_Objective_
Copy every line of the material below word for word.

_Records for the exercise_
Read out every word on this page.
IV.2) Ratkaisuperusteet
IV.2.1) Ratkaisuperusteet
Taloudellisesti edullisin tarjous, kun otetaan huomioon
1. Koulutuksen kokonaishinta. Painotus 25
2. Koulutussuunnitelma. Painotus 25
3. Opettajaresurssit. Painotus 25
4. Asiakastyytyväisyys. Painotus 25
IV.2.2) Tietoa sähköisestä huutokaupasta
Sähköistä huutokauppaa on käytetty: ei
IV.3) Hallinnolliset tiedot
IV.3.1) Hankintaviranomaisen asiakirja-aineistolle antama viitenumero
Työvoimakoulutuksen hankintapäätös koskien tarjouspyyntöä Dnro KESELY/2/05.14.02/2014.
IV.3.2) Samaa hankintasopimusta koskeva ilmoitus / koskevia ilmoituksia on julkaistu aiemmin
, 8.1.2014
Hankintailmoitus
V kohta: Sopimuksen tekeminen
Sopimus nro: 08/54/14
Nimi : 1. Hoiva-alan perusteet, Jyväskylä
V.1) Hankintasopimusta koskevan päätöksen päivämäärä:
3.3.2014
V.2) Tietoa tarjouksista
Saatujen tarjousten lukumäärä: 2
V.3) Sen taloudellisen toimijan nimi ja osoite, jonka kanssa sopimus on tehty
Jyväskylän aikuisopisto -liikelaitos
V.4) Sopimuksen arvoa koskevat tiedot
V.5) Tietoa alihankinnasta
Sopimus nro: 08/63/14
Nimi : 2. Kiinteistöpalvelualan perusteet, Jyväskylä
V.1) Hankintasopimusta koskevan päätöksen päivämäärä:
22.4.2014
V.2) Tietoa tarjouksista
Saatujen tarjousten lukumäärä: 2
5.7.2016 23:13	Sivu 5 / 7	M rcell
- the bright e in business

_Exercise solution_
Read out every word on this page.
IV.2) Ratkaisuperusteet
IV.2.1) Ratkaisuperusteet
Taloudellisesti edullisin tarjous, kun otetaan huomioon
1. Koulutuksen kokonaishinta. Painotus 25
2. Koulutussuunnitelma. Painotus 25
3. Opettajaresurssit. Painotus 25
4. Asiakastyytyväisyys. Painotus 25
IV.2.2) Tietoa sähköisestä huutokaupasta
Sähköistä huutokauppaa on käytetty: ei
IV.3) Hallinnolliset tiedot
IV.3.1) Hankintaviranomaisen asiakirja-aineistolle antama viitenumero
Työvoimakoulutuksen hankintapäätös koskien tarjouspyyntöä Dnro KESELY/2/05.14.02/2014.
IV.3.2) Samaa hankintasopimusta koskeva ilmoitus / koskevia ilmoituksia on julkaistu aiemmin
, 8.1.2014
Hankintailmoitus
V kohta: Sopimuksen tekeminen
Sopimus nro: 08/54/14
Nimi : 1. Hoiva-alan perusteet, Jyväskylä
V.1) Hankintasopimusta koskevan päätöksen päivämäärä:
3.3.2014
V.2) Tietoa tarjouksista
Saatujen tarjousten lukumäärä: 2
V.3) Sen taloudellisen toimijan nimi ja osoite, jonka kanssa sopimus on tehty
Jyväskylän aikuisopisto -liikelaitos
V.4) Sopimuksen arvoa koskevat tiedot
V.5) Tietoa alihankinnasta
Sopimus nro: 08/63/14
Nimi : 2. Kiinteistöpalvelualan perusteet, Jyväskylä
V.1) Hankintasopimusta koskevan päätöksen päivämäärä:
22.4.2014
V.2) Tietoa tarjouksista
Saatujen tarjousten lukumäärä: 2
5.7.2016 23:13	Sivu 5 / 7	M rcell
- the bright e in business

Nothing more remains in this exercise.